▸ STATED TASK
Print all the entries verbatim.
# start of SOURCE DATA
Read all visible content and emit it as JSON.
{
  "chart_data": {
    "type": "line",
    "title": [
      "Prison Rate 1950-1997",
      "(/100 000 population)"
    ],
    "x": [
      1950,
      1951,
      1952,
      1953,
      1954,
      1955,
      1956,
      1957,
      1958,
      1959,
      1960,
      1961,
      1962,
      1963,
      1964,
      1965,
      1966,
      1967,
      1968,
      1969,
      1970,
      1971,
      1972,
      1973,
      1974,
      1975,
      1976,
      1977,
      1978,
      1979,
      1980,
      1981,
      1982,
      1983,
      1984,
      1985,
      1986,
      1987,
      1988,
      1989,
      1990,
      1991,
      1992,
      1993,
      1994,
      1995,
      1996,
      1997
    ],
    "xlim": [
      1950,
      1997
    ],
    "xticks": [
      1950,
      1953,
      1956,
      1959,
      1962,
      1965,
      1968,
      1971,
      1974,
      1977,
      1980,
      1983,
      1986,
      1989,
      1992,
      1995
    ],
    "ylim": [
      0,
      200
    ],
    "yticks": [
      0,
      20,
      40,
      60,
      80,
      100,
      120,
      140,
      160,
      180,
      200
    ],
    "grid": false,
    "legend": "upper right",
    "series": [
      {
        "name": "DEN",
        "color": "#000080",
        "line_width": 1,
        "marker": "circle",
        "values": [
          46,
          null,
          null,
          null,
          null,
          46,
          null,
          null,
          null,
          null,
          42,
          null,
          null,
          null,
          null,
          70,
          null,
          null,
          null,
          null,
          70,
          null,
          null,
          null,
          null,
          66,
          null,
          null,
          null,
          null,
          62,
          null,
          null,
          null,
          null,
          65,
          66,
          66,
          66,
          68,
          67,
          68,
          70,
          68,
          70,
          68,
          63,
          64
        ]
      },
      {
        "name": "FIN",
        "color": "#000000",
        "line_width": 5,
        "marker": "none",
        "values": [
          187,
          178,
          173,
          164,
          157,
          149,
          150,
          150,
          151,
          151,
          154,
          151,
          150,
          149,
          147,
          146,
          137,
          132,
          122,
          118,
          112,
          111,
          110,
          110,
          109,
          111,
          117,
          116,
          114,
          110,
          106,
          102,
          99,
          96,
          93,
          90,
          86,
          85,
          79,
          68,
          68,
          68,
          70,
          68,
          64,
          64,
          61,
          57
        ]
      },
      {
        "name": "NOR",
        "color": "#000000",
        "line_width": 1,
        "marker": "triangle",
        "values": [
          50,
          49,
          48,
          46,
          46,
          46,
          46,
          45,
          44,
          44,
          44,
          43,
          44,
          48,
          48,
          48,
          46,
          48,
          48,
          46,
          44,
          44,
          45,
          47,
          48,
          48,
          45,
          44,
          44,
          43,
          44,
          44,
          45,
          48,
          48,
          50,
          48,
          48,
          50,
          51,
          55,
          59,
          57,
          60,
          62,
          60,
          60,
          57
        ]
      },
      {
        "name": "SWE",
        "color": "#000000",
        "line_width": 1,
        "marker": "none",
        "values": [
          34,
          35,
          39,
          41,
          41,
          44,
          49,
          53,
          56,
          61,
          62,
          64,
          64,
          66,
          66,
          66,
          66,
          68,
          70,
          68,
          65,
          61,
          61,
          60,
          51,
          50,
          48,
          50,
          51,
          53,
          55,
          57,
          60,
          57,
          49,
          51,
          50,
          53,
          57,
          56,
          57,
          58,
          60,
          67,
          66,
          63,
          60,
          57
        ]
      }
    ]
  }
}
# end of SOURCE DATA
▸ FINAL RESULT
Read all visible content and emit it as JSON.
{
  "chart_data": {
    "type": "line",
    "title": [
      "Prison Rate 1950-1997",
      "(/100 000 population)"
    ],
    "x": [
      1950,
      1951,
      1952,
      1953,
      1954,
      1955,
      1956,
      1957,
      1958,
      1959,
      1960,
      1961,
      1962,
      1963,
      1964,
      1965,
      1966,
      1967,
      1968,
      1969,
      1970,
      1971,
      1972,
      1973,
      1974,
      1975,
      1976,
      1977,
      1978,
      1979,
      1980,
      1981,
      1982,
      1983,
      1984,
      1985,
      1986,
      1987,
      1988,
      1989,
      1990,
      1991,
      1992,
      1993,
      1994,
      1995,
      1996,
      1997
    ],
    "xlim": [
      1950,
      1997
    ],
    "xticks": [
      1950,
      1953,
      1956,
      1959,
      1962,
      1965,
      1968,
      1971,
      1974,
      1977,
      1980,
      1983,
      1986,
      1989,
      1992,
      1995
    ],
    "ylim": [
      0,
      200
    ],
    "yticks": [
      0,
      20,
      40,
      60,
      80,
      100,
      120,
      140,
      160,
      180,
      200
    ],
    "grid": false,
    "legend": "upper right",
    "series": [
      {
        "name": "DEN",
        "color": "#000080",
        "line_width": 1,
        "marker": "circle",
        "values": [
          46,
          null,
          null,
          null,
          null,
          46,
          null,
          null,
          null,
          null,
          42,
          null,
          null,
          null,
          null,
          70,
          null,
          null,
          null,
          null,
          70,
          null,
          null,
          null,
          null,
          66,
          null,
          null,
          null,
          null,
          62,
          null,
          null,
          null,
          null,
          65,
          66,
          66,
          66,
          68,
          67,
          68,
          70,
          68,
          70,
          68,
          63,
          64
        ]
      },
      {
        "name": "FIN",
        "color": "#000000",
        "line_width": 5,
        "marker": "none",
        "values": [
          187,
          178,
          173,
          164,
          157,
          149,
          150,
          150,
          151,
          151,
          154,
          151,
          150,
          149,
          147,
          146,
          137,
          132,
          122,
          118,
          112,
          111,
          110,
          110,
          109,
          111,
          117,
          116,
          114,
          110,
          106,
          102,
          99,
          96,
          93,
          90,
          86,
          85,
          79,
          68,
          68,
          68,
          70,
          68,
          64,
          64,
          61,
          57
        ]
      },
      {
        "name": "NOR",
        "color": "#000000",
        "line_width": 1,
        "marker": "triangle",
        "values": [
          50,
          49,
          48,
          46,
          46,
          46,
          46,
          45,
          44,
          44,
          44,
          43,
          44,
          48,
          48,
          48,
          46,
          48,
          48,
          46,
          44,
          44,
          45,
          47,
          48,
          48,
          45,
          44,
          44,
          43,
          44,
          44,
          45,
          48,
          48,
          50,
          48,
          48,
          50,
          51,
          55,
          59,
          57,
          60,
          62,
          60,
          60,
          57
        ]
      },
      {
        "name": "SWE",
        "color": "#000000",
        "line_width": 1,
        "marker": "none",
        "values": [
          34,
          35,
          39,
          41,
          41,
          44,
          49,
          53,
          56,
          61,
          62,
          64,
          64,
          66,
          66,
          66,
          66,
          68,
          70,
          68,
          65,
          61,
          61,
          60,
          51,
          50,
          48,
          50,
          51,
          53,
          55,
          57,
          60,
          57,
          49,
          51,
          50,
          53,
          57,
          56,
          57,
          58,
          60,
          67,
          66,
          63,
          60,
          57
        ]
      }
    ]
  }
}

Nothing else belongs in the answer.